▽
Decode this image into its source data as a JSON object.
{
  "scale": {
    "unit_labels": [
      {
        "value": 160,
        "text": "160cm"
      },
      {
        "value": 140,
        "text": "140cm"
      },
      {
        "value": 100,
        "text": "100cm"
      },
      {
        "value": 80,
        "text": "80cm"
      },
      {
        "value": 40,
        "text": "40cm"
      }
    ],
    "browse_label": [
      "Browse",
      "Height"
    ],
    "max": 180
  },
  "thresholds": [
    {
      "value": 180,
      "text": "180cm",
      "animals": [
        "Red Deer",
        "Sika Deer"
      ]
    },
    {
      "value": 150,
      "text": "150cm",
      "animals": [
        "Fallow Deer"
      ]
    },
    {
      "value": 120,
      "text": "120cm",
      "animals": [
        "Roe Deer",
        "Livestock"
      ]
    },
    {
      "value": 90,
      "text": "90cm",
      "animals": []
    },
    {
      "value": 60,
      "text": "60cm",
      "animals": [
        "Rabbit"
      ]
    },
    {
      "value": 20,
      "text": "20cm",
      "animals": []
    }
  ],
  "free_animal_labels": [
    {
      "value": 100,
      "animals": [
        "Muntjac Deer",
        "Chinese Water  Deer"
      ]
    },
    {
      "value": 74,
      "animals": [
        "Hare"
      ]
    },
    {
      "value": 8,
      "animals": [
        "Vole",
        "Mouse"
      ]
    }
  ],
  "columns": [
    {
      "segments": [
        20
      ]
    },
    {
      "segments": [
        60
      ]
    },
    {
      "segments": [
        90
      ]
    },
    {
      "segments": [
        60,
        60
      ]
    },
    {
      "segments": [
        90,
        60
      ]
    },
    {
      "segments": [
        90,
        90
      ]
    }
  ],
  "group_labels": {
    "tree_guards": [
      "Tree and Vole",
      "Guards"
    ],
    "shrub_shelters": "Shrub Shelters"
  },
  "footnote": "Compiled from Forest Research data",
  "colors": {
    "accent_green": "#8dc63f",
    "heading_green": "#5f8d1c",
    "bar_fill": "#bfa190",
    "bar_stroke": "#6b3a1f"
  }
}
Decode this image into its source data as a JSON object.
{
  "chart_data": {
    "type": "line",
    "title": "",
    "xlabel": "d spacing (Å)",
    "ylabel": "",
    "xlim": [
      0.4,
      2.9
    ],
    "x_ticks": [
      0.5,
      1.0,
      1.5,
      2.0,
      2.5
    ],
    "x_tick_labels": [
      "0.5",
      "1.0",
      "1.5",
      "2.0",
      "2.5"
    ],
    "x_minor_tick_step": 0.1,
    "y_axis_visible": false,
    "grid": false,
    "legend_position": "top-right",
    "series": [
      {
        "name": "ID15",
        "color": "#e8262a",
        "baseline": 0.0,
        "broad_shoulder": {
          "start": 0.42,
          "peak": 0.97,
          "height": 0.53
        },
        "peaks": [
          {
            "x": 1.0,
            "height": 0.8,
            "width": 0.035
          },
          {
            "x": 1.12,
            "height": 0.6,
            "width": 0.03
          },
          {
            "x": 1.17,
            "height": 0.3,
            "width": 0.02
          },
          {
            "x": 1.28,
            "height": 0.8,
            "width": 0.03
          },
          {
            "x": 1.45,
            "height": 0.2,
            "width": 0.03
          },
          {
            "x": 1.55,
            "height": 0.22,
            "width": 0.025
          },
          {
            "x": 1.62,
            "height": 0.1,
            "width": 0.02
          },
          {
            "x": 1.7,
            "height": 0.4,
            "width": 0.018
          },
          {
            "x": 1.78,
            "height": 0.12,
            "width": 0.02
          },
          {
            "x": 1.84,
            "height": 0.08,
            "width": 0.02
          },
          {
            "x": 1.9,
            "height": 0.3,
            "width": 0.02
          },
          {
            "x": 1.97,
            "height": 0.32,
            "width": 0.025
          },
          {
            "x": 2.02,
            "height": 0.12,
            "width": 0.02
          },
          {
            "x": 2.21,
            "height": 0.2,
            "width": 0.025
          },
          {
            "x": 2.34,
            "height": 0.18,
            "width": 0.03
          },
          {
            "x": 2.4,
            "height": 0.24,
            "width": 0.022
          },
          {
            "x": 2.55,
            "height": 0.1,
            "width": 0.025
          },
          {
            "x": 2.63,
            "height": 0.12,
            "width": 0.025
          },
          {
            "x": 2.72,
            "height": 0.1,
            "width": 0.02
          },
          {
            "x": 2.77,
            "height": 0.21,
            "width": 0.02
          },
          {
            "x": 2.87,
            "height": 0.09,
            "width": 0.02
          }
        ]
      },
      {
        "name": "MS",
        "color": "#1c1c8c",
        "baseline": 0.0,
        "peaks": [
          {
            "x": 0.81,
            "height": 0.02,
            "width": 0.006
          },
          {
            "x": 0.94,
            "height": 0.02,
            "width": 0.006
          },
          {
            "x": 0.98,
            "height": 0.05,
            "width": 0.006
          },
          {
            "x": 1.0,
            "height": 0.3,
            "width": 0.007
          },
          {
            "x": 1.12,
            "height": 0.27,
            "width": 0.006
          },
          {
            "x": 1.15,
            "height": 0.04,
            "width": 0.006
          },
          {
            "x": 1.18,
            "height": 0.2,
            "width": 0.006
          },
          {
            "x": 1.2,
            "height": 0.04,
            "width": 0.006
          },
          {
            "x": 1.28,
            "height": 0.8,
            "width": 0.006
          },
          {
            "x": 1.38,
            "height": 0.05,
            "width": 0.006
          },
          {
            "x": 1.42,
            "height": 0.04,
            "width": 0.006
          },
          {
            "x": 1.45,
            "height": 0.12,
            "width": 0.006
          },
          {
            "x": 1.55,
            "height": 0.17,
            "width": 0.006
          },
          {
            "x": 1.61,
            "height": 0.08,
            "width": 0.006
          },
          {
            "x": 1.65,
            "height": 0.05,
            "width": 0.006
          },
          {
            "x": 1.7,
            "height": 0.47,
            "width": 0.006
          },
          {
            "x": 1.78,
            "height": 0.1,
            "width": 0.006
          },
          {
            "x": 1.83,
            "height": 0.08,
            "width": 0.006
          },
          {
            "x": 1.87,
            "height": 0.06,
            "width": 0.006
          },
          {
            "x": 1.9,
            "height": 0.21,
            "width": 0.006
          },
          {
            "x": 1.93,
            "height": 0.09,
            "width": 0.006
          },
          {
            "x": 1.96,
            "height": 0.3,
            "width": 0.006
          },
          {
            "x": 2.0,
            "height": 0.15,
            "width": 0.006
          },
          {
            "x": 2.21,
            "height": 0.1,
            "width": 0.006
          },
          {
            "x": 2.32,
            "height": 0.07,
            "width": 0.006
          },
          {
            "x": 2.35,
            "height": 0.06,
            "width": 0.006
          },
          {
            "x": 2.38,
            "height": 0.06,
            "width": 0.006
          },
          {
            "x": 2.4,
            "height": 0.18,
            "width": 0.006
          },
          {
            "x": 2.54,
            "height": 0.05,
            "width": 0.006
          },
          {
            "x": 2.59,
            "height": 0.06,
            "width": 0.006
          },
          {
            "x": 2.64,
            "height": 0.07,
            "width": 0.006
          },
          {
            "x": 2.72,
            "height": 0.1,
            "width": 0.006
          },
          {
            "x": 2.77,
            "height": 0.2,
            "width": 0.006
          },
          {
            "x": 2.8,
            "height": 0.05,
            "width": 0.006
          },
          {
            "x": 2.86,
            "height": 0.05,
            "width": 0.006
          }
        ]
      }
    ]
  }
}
△
Your task is to return the full listing exactly as it was given.

- _Exercise response_
Decode this image into its source data as a JSON object.
{
  "scale": {
    "unit_labels": [
      {
        "value": 160,
        "text": "160cm"
      },
      {
        "value": 140,
        "text": "140cm"
      },
      {
        "value": 100,
        "text": "100cm"
      },
      {
        "value": 80,
        "text": "80cm"
      },
      {
        "value": 40,
        "text": "40cm"
      }
    ],
    "browse_label": [
      "Browse",
      "Height"
    ],
    "max": 180
  },
  "thresholds": [
    {
      "value": 180,
      "text": "180cm",
      "animals": [
        "Red Deer",
        "Sika Deer"
      ]
    },
    {
      "value": 150,
      "text": "150cm",
      "animals": [
        "Fallow Deer"
      ]
    },
    {
      "value": 120,
      "text": "120cm",
      "animals": [
        "Roe Deer",
        "Livestock"
      ]
    },
    {
      "value": 90,
      "text": "90cm",
      "animals": []
    },
    {
      "value": 60,
      "text": "60cm",
      "animals": [
        "Rabbit"
      ]
    },
    {
      "value": 20,
      "text": "20cm",
      "animals": []
    }
  ],
  "free_animal_labels": [
    {
      "value": 100,
      "animals": [
        "Muntjac Deer",
        "Chinese Water  Deer"
      ]
    },
    {
      "value": 74,
      "animals": [
        "Hare"
      ]
    },
    {
      "value": 8,
      "animals": [
        "Vole",
        "Mouse"
      ]
    }
  ],
  "columns": [
    {
      "segments": [
        20
      ]
    },
    {
      "segments": [
        60
      ]
    },
    {
      "segments": [
        90
      ]
    },
    {
      "segments": [
        60,
        60
      ]
    },
    {
      "segments": [
        90,
        60
      ]
    },
    {
      "segments": [
        90,
        90
      ]
    }
  ],
  "group_labels": {
    "tree_guards": [
      "Tree and Vole",
      "Guards"
    ],
    "shrub_shelters": "Shrub Shelters"
  },
  "footnote": "Compiled from Forest Research data",
  "colors": {
    "accent_green": "#8dc63f",
    "heading_green": "#5f8d1c",
    "bar_fill": "#bfa190",
    "bar_stroke": "#6b3a1f"
  }
}
Decode this image into its source data as a JSON object.
{
  "chart_data": {
    "type": "line",
    "title": "",
    "xlabel": "d spacing (Å)",
    "ylabel": "",
    "xlim": [
      0.4,
      2.9
    ],
    "x_ticks": [
      0.5,
      1.0,
      1.5,
      2.0,
      2.5
    ],
    "x_tick_labels": [
      "0.5",
      "1.0",
      "1.5",
      "2.0",
      "2.5"
    ],
    "x_minor_tick_step": 0.1,
    "y_axis_visible": false,
    "grid": false,
    "legend_position": "top-right",
    "series": [
      {
        "name": "ID15",
        "color": "#e8262a",
        "baseline": 0.0,
        "broad_shoulder": {
          "start": 0.42,
          "peak": 0.97,
          "height": 0.53
        },
        "peaks": [
          {
            "x": 1.0,
            "height": 0.8,
            "width": 0.035
          },
          {
            "x": 1.12,
            "height": 0.6,
            "width": 0.03
          },
          {
            "x": 1.17,
            "height": 0.3,
            "width": 0.02
          },
          {
            "x": 1.28,
            "height": 0.8,
            "width": 0.03
          },
          {
            "x": 1.45,
            "height": 0.2,
            "width": 0.03
          },
          {
            "x": 1.55,
            "height": 0.22,
            "width": 0.025
          },
          {
            "x": 1.62,
            "height": 0.1,
            "width": 0.02
          },
          {
            "x": 1.7,
            "height": 0.4,
            "width": 0.018
          },
          {
            "x": 1.78,
            "height": 0.12,
            "width": 0.02
          },
          {
            "x": 1.84,
            "height": 0.08,
            "width": 0.02
          },
          {
            "x": 1.9,
            "height": 0.3,
            "width": 0.02
          },
          {
            "x": 1.97,
            "height": 0.32,
            "width": 0.025
          },
          {
            "x": 2.02,
            "height": 0.12,
            "width": 0.02
          },
          {
            "x": 2.21,
            "height": 0.2,
            "width": 0.025
          },
          {
            "x": 2.34,
            "height": 0.18,
            "width": 0.03
          },
          {
            "x": 2.4,
            "height": 0.24,
            "width": 0.022
          },
          {
            "x": 2.55,
            "height": 0.1,
            "width": 0.025
          },
          {
            "x": 2.63,
            "height": 0.12,
            "width": 0.025
          },
          {
            "x": 2.72,
            "height": 0.1,
            "width": 0.02
          },
          {
            "x": 2.77,
            "height": 0.21,
            "width": 0.02
          },
          {
            "x": 2.87,
            "height": 0.09,
            "width": 0.02
          }
        ]
      },
      {
        "name": "MS",
        "color": "#1c1c8c",
        "baseline": 0.0,
        "peaks": [
          {
            "x": 0.81,
            "height": 0.02,
            "width": 0.006
          },
          {
            "x": 0.94,
            "height": 0.02,
            "width": 0.006
          },
          {
            "x": 0.98,
            "height": 0.05,
            "width": 0.006
          },
          {
            "x": 1.0,
            "height": 0.3,
            "width": 0.007
          },
          {
            "x": 1.12,
            "height": 0.27,
            "width": 0.006
          },
          {
            "x": 1.15,
            "height": 0.04,
            "width": 0.006
          },
          {
            "x": 1.18,
            "height": 0.2,
            "width": 0.006
          },
          {
            "x": 1.2,
            "height": 0.04,
            "width": 0.006
          },
          {
            "x": 1.28,
            "height": 0.8,
            "width": 0.006
          },
          {
            "x": 1.38,
            "height": 0.05,
            "width": 0.006
          },
          {
            "x": 1.42,
            "height": 0.04,
            "width": 0.006
          },
          {
            "x": 1.45,
            "height": 0.12,
            "width": 0.006
          },
          {
            "x": 1.55,
            "height": 0.17,
            "width": 0.006
          },
          {
            "x": 1.61,
            "height": 0.08,
            "width": 0.006
          },
          {
            "x": 1.65,
            "height": 0.05,
            "width": 0.006
          },
          {
            "x": 1.7,
            "height": 0.47,
            "width": 0.006
          },
          {
            "x": 1.78,
            "height": 0.1,
            "width": 0.006
          },
          {
            "x": 1.83,
            "height": 0.08,
            "width": 0.006
          },
          {
            "x": 1.87,
            "height": 0.06,
            "width": 0.006
          },
          {
            "x": 1.9,
            "height": 0.21,
            "width": 0.006
          },
          {
            "x": 1.93,
            "height": 0.09,
            "width": 0.006
          },
          {
            "x": 1.96,
            "height": 0.3,
            "width": 0.006
          },
          {
            "x": 2.0,
            "height": 0.15,
            "width": 0.006
          },
          {
            "x": 2.21,
            "height": 0.1,
            "width": 0.006
          },
          {
            "x": 2.32,
            "height": 0.07,
            "width": 0.006
          },
          {
            "x": 2.35,
            "height": 0.06,
            "width": 0.006
          },
          {
            "x": 2.38,
            "height": 0.06,
            "width": 0.006
          },
          {
            "x": 2.4,
            "height": 0.18,
            "width": 0.006
          },
          {
            "x": 2.54,
            "height": 0.05,
            "width": 0.006
          },
          {
            "x": 2.59,
            "height": 0.06,
            "width": 0.006
          },
          {
            "x": 2.64,
            "height": 0.07,
            "width": 0.006
          },
          {
            "x": 2.72,
            "height": 0.1,
            "width": 0.006
          },
          {
            "x": 2.77,
            "height": 0.2,
            "width": 0.006
          },
          {
            "x": 2.8,
            "height": 0.05,
            "width": 0.006
          },
          {
            "x": 2.86,
            "height": 0.05,
            "width": 0.006
          }
        ]
      }
    ]
  }
}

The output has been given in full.